─── Raw data ───

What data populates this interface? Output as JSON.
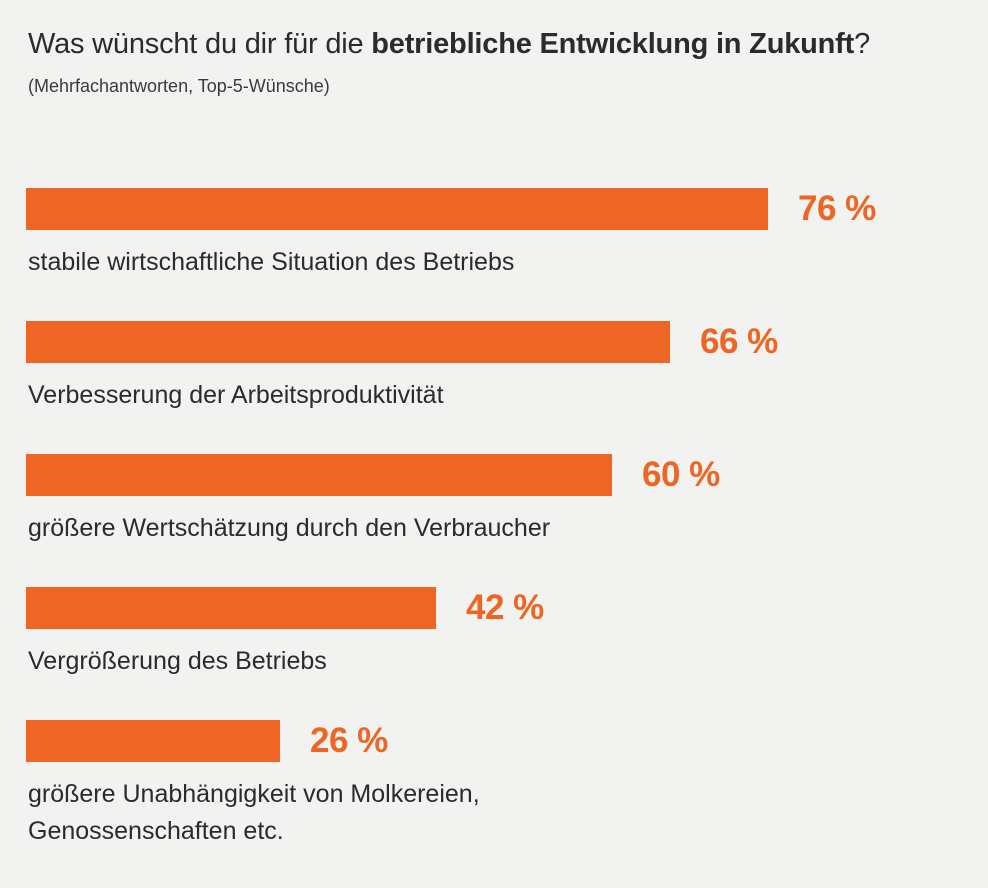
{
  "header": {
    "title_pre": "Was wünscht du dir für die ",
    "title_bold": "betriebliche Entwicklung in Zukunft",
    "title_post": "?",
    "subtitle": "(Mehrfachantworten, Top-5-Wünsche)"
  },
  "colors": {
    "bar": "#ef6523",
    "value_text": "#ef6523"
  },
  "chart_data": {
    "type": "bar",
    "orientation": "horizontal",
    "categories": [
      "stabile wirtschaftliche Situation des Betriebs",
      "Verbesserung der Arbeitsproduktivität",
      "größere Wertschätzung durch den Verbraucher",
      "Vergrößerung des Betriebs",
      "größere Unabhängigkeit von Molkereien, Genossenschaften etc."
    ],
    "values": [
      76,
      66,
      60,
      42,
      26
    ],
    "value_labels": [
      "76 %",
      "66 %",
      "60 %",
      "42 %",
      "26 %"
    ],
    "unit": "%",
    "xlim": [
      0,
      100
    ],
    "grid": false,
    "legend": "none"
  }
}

───

Exercise aim: Omit the pictures and give the material again, exactly and in full.

Problem solution:
What data populates this interface? Output as JSON.
{
  "header": {
    "title_pre": "Was wünscht du dir für die ",
    "title_bold": "betriebliche Entwicklung in Zukunft",
    "title_post": "?",
    "subtitle": "(Mehrfachantworten, Top-5-Wünsche)"
  },
  "colors": {
    "bar": "#ef6523",
    "value_text": "#ef6523"
  },
  "chart_data": {
    "type": "bar",
    "orientation": "horizontal",
    "categories": [
      "stabile wirtschaftliche Situation des Betriebs",
      "Verbesserung der Arbeitsproduktivität",
      "größere Wertschätzung durch den Verbraucher",
      "Vergrößerung des Betriebs",
      "größere Unabhängigkeit von Molkereien, Genossenschaften etc."
    ],
    "values": [
      76,
      66,
      60,
      42,
      26
    ],
    "value_labels": [
      "76 %",
      "66 %",
      "60 %",
      "42 %",
      "26 %"
    ],
    "unit": "%",
    "xlim": [
      0,
      100
    ],
    "grid": false,
    "legend": "none"
  }
}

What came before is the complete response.